- What is asked -
Copy out every line exactly, passing over the pictures.

___ Dataset content

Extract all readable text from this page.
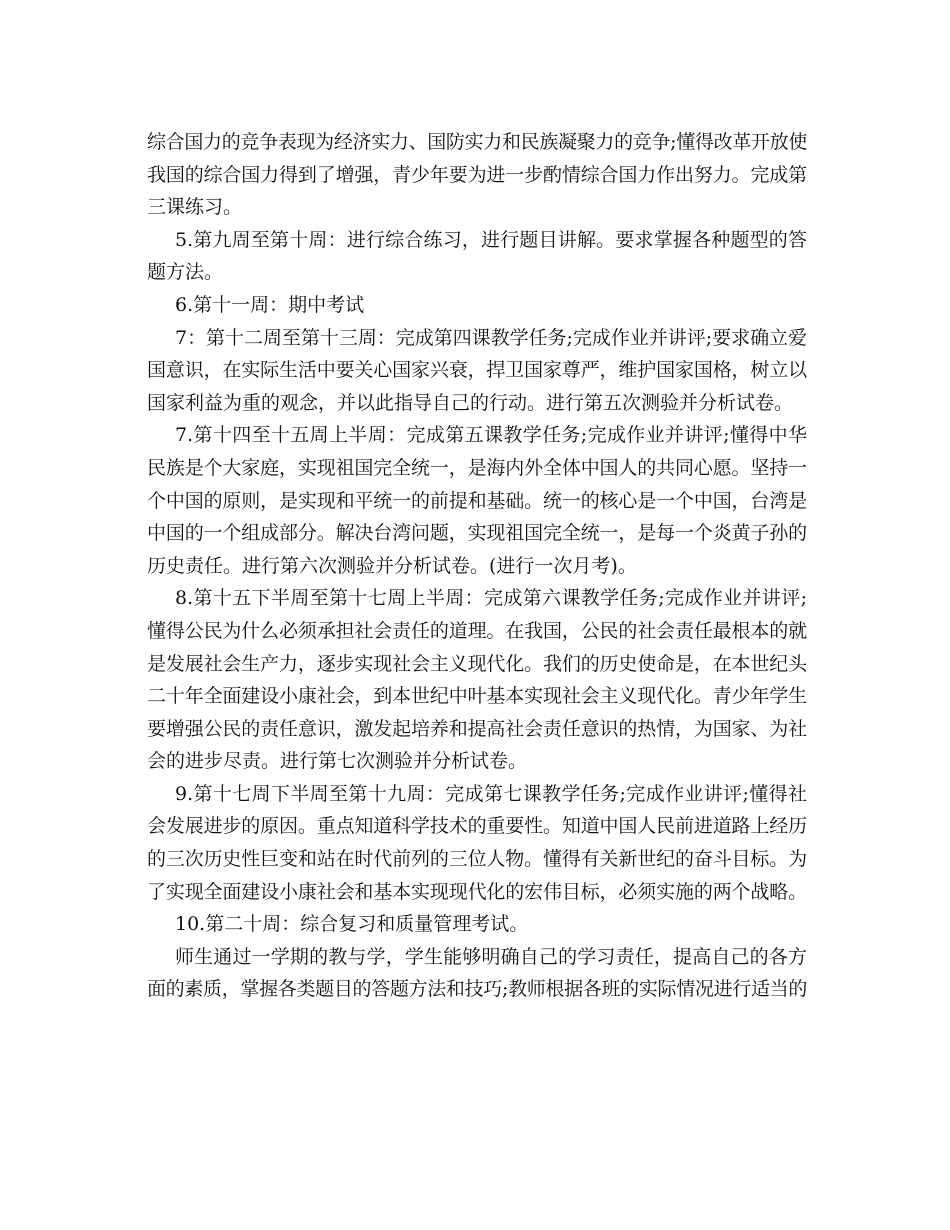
综合国力的竞争表现为经济实力、国防实力和民族凝聚力的竞争;懂得改革开放使
我国的综合国力得到了增强，青少年要为进一步酌情综合国力作出努力。完成第
三课练习。
5.第九周至第十周：进行综合练习，进行题目讲解。要求掌握各种题型的答
题方法。
6.第十一周：期中考试
7：第十二周至第十三周：完成第四课教学任务;完成作业并讲评;要求确立爱
国意识，在实际生活中要关心国家兴衰，捍卫国家尊严，维护国家国格，树立以
国家利益为重的观念，并以此指导自己的行动。进行第五次测验并分析试卷。
7.第十四至十五周上半周：完成第五课教学任务;完成作业并讲评;懂得中华
民族是个大家庭，实现祖国完全统一，是海内外全体中国人的共同心愿。坚持一
个中国的原则，是实现和平统一的前提和基础。统一的核心是一个中国，台湾是
中国的一个组成部分。解决台湾问题，实现祖国完全统一，是每一个炎黄子孙的
历史责任。进行第六次测验并分析试卷。(进行一次月考)。
8.第十五下半周至第十七周上半周：完成第六课教学任务;完成作业并讲评;
懂得公民为什么必须承担社会责任的道理。在我国，公民的社会责任最根本的就
是发展社会生产力，逐步实现社会主义现代化。我们的历史使命是，在本世纪头
二十年全面建设小康社会，到本世纪中叶基本实现社会主义现代化。青少年学生
要增强公民的责任意识，激发起培养和提高社会责任意识的热情，为国家、为社
会的进步尽责。进行第七次测验并分析试卷。
9.第十七周下半周至第十九周：完成第七课教学任务;完成作业讲评;懂得社
会发展进步的原因。重点知道科学技术的重要性。知道中国人民前进道路上经历
的三次历史性巨变和站在时代前列的三位人物。懂得有关新世纪的奋斗目标。为
了实现全面建设小康社会和基本实现现代化的宏伟目标，必须实施的两个战略。
10.第二十周：综合复习和质量管理考试。
师生通过一学期的教与学，学生能够明确自己的学习责任，提高自己的各方
面的素质，掌握各类题目的答题方法和技巧;教师根据各班的实际情况进行适当的
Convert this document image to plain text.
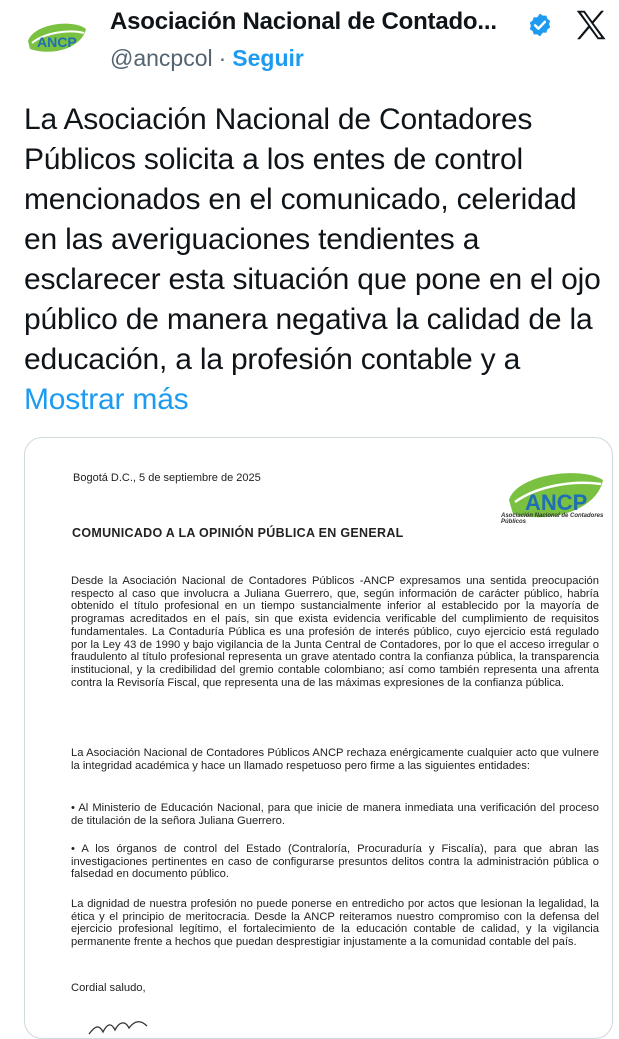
ANCP
Asociación Nacional de Contado...
@ancpcol · Seguir
La Asociación Nacional de Contadores Públicos solicita a los entes de control mencionados en el comunicado, celeridad en las averiguaciones tendientes a esclarecer esta situación que pone en el ojo público de manera negativa la calidad de la educación, a la profesión contable y a Mostrar más
Bogotá D.C., 5 de septiembre de 2025
ANCP
Asociación Nacional de Contadores Públicos
COMUNICADO A LA OPINIÓN PÚBLICA EN GENERAL
Desde la Asociación Nacional de Contadores Públicos -ANCP expresamos una sentida preocupación respecto al caso que involucra a Juliana Guerrero, que, según información de carácter público, habría obtenido el título profesional en un tiempo sustancialmente inferior al establecido por la mayoría de programas acreditados en el país, sin que exista evidencia verificable del cumplimiento de requisitos fundamentales. La Contaduría Pública es una profesión de interés público, cuyo ejercicio está regulado por la Ley 43 de 1990 y bajo vigilancia de la Junta Central de Contadores, por lo que el acceso irregular o fraudulento al título profesional representa un grave atentado contra la confianza pública, la transparencia institucional, y la credibilidad del gremio contable colombiano; así como también representa una afrenta contra la Revisoría Fiscal, que representa una de las máximas expresiones de la confianza pública.
La Asociación Nacional de Contadores Públicos ANCP rechaza enérgicamente cualquier acto que vulnere la integridad académica y hace un llamado respetuoso pero firme a las siguientes entidades:
• Al Ministerio de Educación Nacional, para que inicie de manera inmediata una verificación del proceso de titulación de la señora Juliana Guerrero.
• A los órganos de control del Estado (Contraloría, Procuraduría y Fiscalía), para que abran las investigaciones pertinentes en caso de configurarse presuntos delitos contra la administración pública o falsedad en documento público.
La dignidad de nuestra profesión no puede ponerse en entredicho por actos que lesionan la legalidad, la ética y el principio de meritocracia. Desde la ANCP reiteramos nuestro compromiso con la defensa del ejercicio profesional legítimo, el fortalecimiento de la educación contable de calidad, y la vigilancia permanente frente a hechos que puedan desprestigiar injustamente a la comunidad contable del país.
Cordial saludo,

______

- Result -
Extract all readable text from this page.
综合国力的竞争表现为经济实力、国防实力和民族凝聚力的竞争;懂得改革开放使
我国的综合国力得到了增强，青少年要为进一步酌情综合国力作出努力。完成第
三课练习。
5.第九周至第十周：进行综合练习，进行题目讲解。要求掌握各种题型的答
题方法。
6.第十一周：期中考试
7：第十二周至第十三周：完成第四课教学任务;完成作业并讲评;要求确立爱
国意识，在实际生活中要关心国家兴衰，捍卫国家尊严，维护国家国格，树立以
国家利益为重的观念，并以此指导自己的行动。进行第五次测验并分析试卷。
7.第十四至十五周上半周：完成第五课教学任务;完成作业并讲评;懂得中华
民族是个大家庭，实现祖国完全统一，是海内外全体中国人的共同心愿。坚持一
个中国的原则，是实现和平统一的前提和基础。统一的核心是一个中国，台湾是
中国的一个组成部分。解决台湾问题，实现祖国完全统一，是每一个炎黄子孙的
历史责任。进行第六次测验并分析试卷。(进行一次月考)。
8.第十五下半周至第十七周上半周：完成第六课教学任务;完成作业并讲评;
懂得公民为什么必须承担社会责任的道理。在我国，公民的社会责任最根本的就
是发展社会生产力，逐步实现社会主义现代化。我们的历史使命是，在本世纪头
二十年全面建设小康社会，到本世纪中叶基本实现社会主义现代化。青少年学生
要增强公民的责任意识，激发起培养和提高社会责任意识的热情，为国家、为社
会的进步尽责。进行第七次测验并分析试卷。
9.第十七周下半周至第十九周：完成第七课教学任务;完成作业讲评;懂得社
会发展进步的原因。重点知道科学技术的重要性。知道中国人民前进道路上经历
的三次历史性巨变和站在时代前列的三位人物。懂得有关新世纪的奋斗目标。为
了实现全面建设小康社会和基本实现现代化的宏伟目标，必须实施的两个战略。
10.第二十周：综合复习和质量管理考试。
师生通过一学期的教与学，学生能够明确自己的学习责任，提高自己的各方
面的素质，掌握各类题目的答题方法和技巧;教师根据各班的实际情况进行适当的
Convert this document image to plain text.
ANCP
Asociación Nacional de Contado...
@ancpcol · Seguir
La Asociación Nacional de Contadores Públicos solicita a los entes de control mencionados en el comunicado, celeridad en las averiguaciones tendientes a esclarecer esta situación que pone en el ojo público de manera negativa la calidad de la educación, a la profesión contable y a Mostrar más
Bogotá D.C., 5 de septiembre de 2025
ANCP
Asociación Nacional de Contadores Públicos
COMUNICADO A LA OPINIÓN PÚBLICA EN GENERAL
Desde la Asociación Nacional de Contadores Públicos -ANCP expresamos una sentida preocupación respecto al caso que involucra a Juliana Guerrero, que, según información de carácter público, habría obtenido el título profesional en un tiempo sustancialmente inferior al establecido por la mayoría de programas acreditados en el país, sin que exista evidencia verificable del cumplimiento de requisitos fundamentales. La Contaduría Pública es una profesión de interés público, cuyo ejercicio está regulado por la Ley 43 de 1990 y bajo vigilancia de la Junta Central de Contadores, por lo que el acceso irregular o fraudulento al título profesional representa un grave atentado contra la confianza pública, la transparencia institucional, y la credibilidad del gremio contable colombiano; así como también representa una afrenta contra la Revisoría Fiscal, que representa una de las máximas expresiones de la confianza pública.
La Asociación Nacional de Contadores Públicos ANCP rechaza enérgicamente cualquier acto que vulnere la integridad académica y hace un llamado respetuoso pero firme a las siguientes entidades:
• Al Ministerio de Educación Nacional, para que inicie de manera inmediata una verificación del proceso de titulación de la señora Juliana Guerrero.
• A los órganos de control del Estado (Contraloría, Procuraduría y Fiscalía), para que abran las investigaciones pertinentes en caso de configurarse presuntos delitos contra la administración pública o falsedad en documento público.
La dignidad de nuestra profesión no puede ponerse en entredicho por actos que lesionan la legalidad, la ética y el principio de meritocracia. Desde la ANCP reiteramos nuestro compromiso con la defensa del ejercicio profesional legítimo, el fortalecimiento de la educación contable de calidad, y la vigilancia permanente frente a hechos que puedan desprestigiar injustamente a la comunidad contable del país.
Cordial saludo,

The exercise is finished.